◆ **What to do**:
Extract every line of the material that holds the string "Holm".

◆ **Extracted material**:
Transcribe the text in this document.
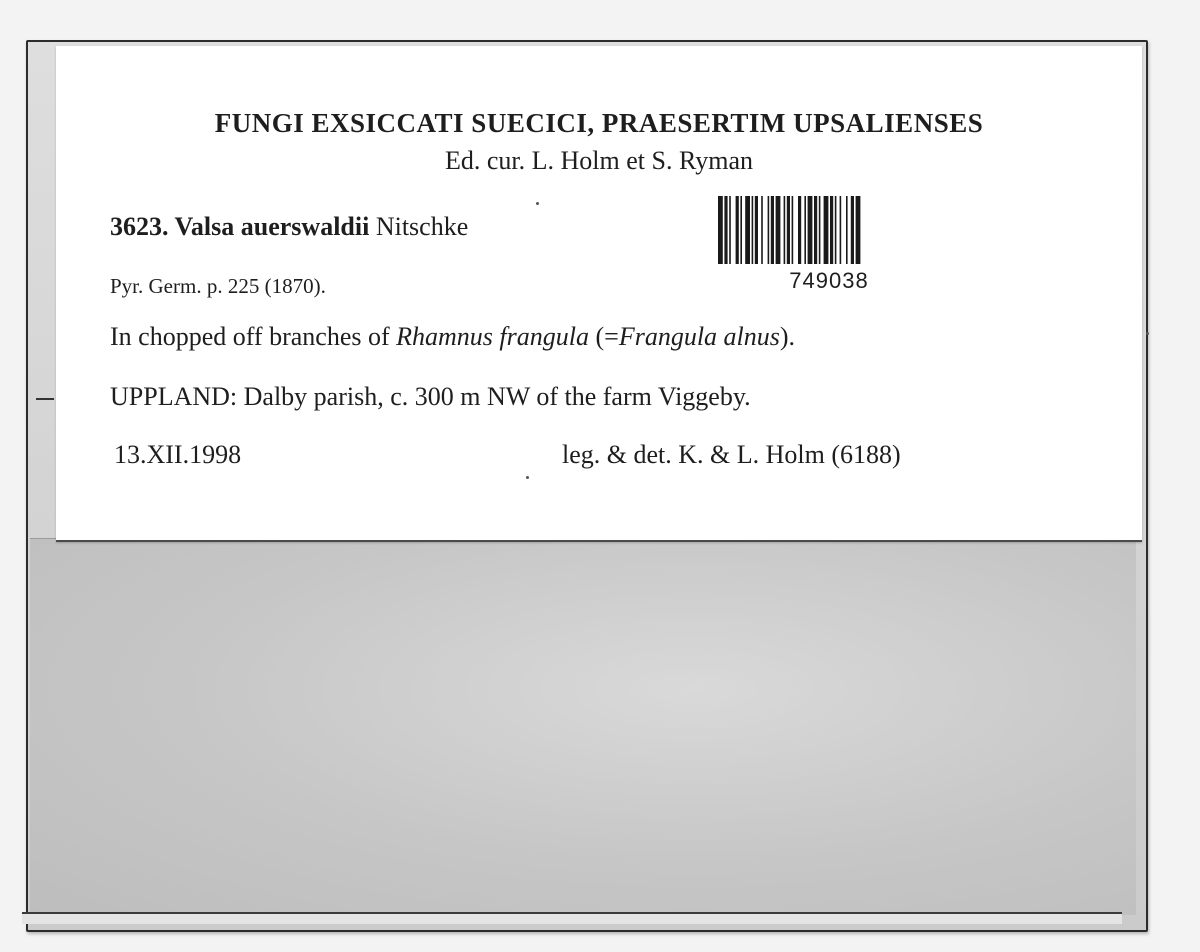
FUNGI EXSICCATI SUECICI, PRAESERTIM UPSALIENSES
Ed. cur. L. Holm et S. Ryman
3623. Valsa auerswaldii Nitschke
Pyr. Germ. p. 225 (1870).	749038
In chopped off branches of Rhamnus frangula (=Frangula alnus).
UPPLAND: Dalby parish, c. 300 m NW of the farm Viggeby.
13.XII.1998	leg. & det. K. & L. Holm (6188)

◆ **Written answer**:
Ed. cur. L. Holm et S. Ryman
13.XII.1998	leg. & det. K. & L. Holm (6188)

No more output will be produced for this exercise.